■ Excerpt to read ■
Regarding whether there was some doubt that Shea had been murdered, I didn't make up that idea out of thin air. In The Family (1989 updated edition, pages 458-459) Ed Sanders wrote, "In addition to the thrill of having a case finally closed, the officers were very glad to find Mr. Shea for a very practical reason: There had always been the faint dread of Shorty Shea showing up. Attorney Paul Fitzgerald: 'They really did want to find this body. And they were subject to to a lot of kidding and a lot of some good natured and not so good natured ribbing about the fact that they railroaded these Manson people to jail, that this was all fictitious, it was all bullshit; that this Shorty Shea, the flake, would turn up one of these days to the embarrassment of all concerned.'"

Bruce Davis and Steve Grogan's confessions to the crime were made years later at parole hearings after they had been convicted,  Barbara Hoyt is a totally unreliable and discredited witness, and Ruby Pearl's nighttime observations regarding Shea and "the Manson boys" are only important in that they set up the fantasy testimony of Barbara Hoyt. and are evidence only of a possible encounter that was likely nine or ten hours before Shea was actually killed (albeit by those same individuals!).

It is also telling that the jurors in the Shea trials were not sure enough of the certainty of Shea's murder that they applied the death penalty to any of the defendants, especially in a supposed decapitation-dismemberment murder wherein one of the defendants (Manson) had already been convicted and sentenced to death for seven of the most atrocious homicides in U.S. criminal history. 

"No body" homicides are always difficult to prosecute because there is no corpse to prove that the alleged decedent is actually dead. Doubt is always a factor in such cases. But it's not accurate for Davis to say that I'm a doubter when it comes to whether Shea was murdered or that Charles Manson didn't have some involvement with that murder, because I never doubted that. How could I? Manson and I talked about it. 

That's about it. I don't have a problem with anything on page 242.


So, to sum up, I have always held that students of any murder case should get their hands on all of the case material they can, even including books. When it comes to Tate-LaBianca, In A Summer Swelter is no exception. You should definitely get it. It is a classic of its kind, a collection of stereotyped and hackneyed caricatures woven together in a fantasy fairy tale of misrepresentations and lies that only a complete naif could believe. Nevertheless it contains much food for thought, and I think everybody should read it. But just remember that although some of the food for thought you consume helps you to grow, a lot of it just ends up as shit.


52 comments:

St Circumstance said...

George here is the hard truth friend ...

If this book is basically nothing more than a rebuff of your book there is no reason to read it. While your book is well written and interesting- it is also propaganda and written with an Agenda. To clear Charlie as much as possible.

■ Data entries ■
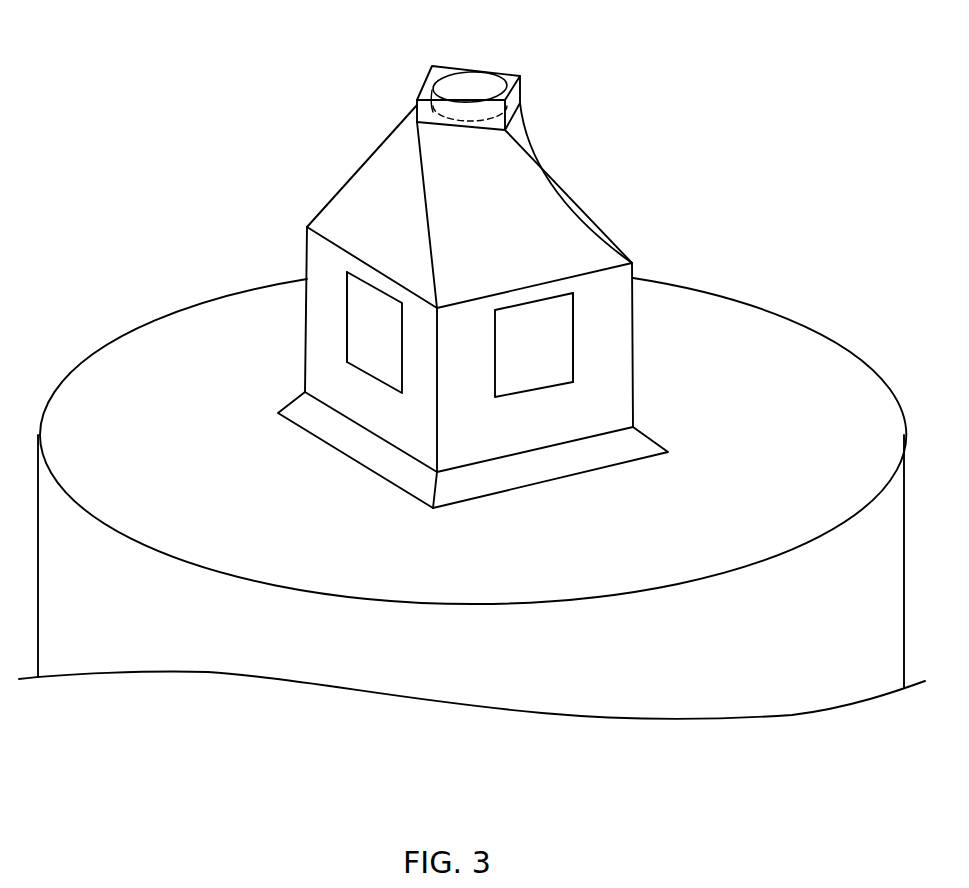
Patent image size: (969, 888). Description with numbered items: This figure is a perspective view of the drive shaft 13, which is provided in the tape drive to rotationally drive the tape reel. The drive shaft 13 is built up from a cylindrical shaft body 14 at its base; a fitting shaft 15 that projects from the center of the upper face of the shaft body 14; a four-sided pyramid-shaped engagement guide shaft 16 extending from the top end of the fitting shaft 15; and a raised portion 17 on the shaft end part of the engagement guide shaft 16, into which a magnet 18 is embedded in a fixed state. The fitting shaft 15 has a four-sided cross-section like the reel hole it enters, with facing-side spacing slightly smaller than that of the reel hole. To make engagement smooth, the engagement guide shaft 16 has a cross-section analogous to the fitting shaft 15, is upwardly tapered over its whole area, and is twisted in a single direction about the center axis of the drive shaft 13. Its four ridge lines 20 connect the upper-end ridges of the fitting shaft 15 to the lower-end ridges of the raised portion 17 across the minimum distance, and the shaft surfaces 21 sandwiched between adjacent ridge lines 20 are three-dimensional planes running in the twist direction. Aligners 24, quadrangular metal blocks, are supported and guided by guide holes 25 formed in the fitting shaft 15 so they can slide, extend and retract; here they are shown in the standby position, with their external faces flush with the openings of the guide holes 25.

The drive shaft 13 is at (487, 391).
The cylindrical shaft body 14 is at (429, 664).
The fitting shaft 15 is at (487, 500).
The engagement guide shaft 16 is at (469, 201).
The raised portion 17 is at (483, 69).
The magnet 18 is at (472, 78).
The ridge lines 20 is at (417, 162).
The shaft surfaces 21 is at (352, 195).
The aligners 24 is at (362, 315).
The guide holes 25 is at (347, 342).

■ What this exercise asks ■
1. Condense the paragraph of the Shorty Shea excerpt that begins "\"No body\" homicides are always difficult" into a short bulleted list, keeping its main facts.
2. Please resume the Shorty Shea excerpt, picking up right after its last sentence.
The entries stand apart from the Shorty Shea excerpt and are not connected to it.

■ Response list ■
1.
- "No body" homicides are always hard to prosecute, because there is no corpse to prove the alleged decedent is dead, so doubt is always a factor.
- Even so, Davis is wrong to call the writer a doubter about whether Shea was murdered or whether Charles Manson had some involvement.
- The writer never doubted either point, having talked about it with Manson.

2.
Personally, I don't need to hear an argument of why you were wrong in Goodbye HS. I read it and already know it was written with an angle. That doesn't mean your not intelligent or need to be a layer lol

It just means your biased ;)

After reading this review I want to read Simons book even less. I didn't think that was possible. If I had to choose who I prefer to read work by George you win every time but I don't think either of you have the real answers.

Sorry I just don't. I think you both have your own strong opinions. That's ok. Me too. Mine just aren't interesting enough for a book. George yours was. Apparently Simon should have stuck on sidelines with me if all he has to offer is where George was wrong.

Easy to pick apart someone else's ideas. A little harder to put your own out and defend. I do compliment you for that as well George.

Mr. Humphrat said...

George can you explain the phrase "speed-induced "preservation"-style mechanical assault?" I don't understand what preservation refers to in that context.

And I forget from your book why you thought Charlie couldn't have had the motive along with the others of 'get a brother out of jail.'

Peter said...

I think you downplay the significance of the penalty phase testimony regarding the copycat motive. If you think that the crimes were poorly planned, then you should recognize how poorly planned the substitution of this motive was. It is obvious to anyone that it is a very, very, VERY thinly veiled attempt to clear Charlie, Bobby and Mary. I mean really, Leslie trying to say she was there and not Mary, and Sadie saying she stabbed Gary because he ran off Charlie and Bruce?

On the possible garbage run at night. I noted that this was posited in a previous post and I can't remember which transcript I was reading just recently. But they were talking about garbage runs with one of the girls friendly to the defense, and it wasn't on a material point, rather just some background on life at Spahn type of testimony, and they said that they never went on garbage runs at night - period, full stop. I should have written that down, if I can find it again I'll post the case and transcript page numbers.

Robert C said...

St. C. wrote: "If this book is basically nothing more than a rebuff of your book there is no reason to read it."

FWIW, it didn't sound like Davis' entire book was a focused rebuff per Stimson but rather contained some commentary to that end as well as inaccuracies (per Stimson) regarding George's position on certain issues. No offense meant St. C.

What I'd be curious about is is there anything new in Davis' book that we haven't seen/heard before ?

Peter said...

"And here we get to the crux of my legal argument regarding Charles Manson. In order to obtain a murder conviction the state has the obligation to prove intent -- not motive, but intent. But in the case of Charles Manson, the offered motive, Helter Skelter, is the only evidence of that required intent."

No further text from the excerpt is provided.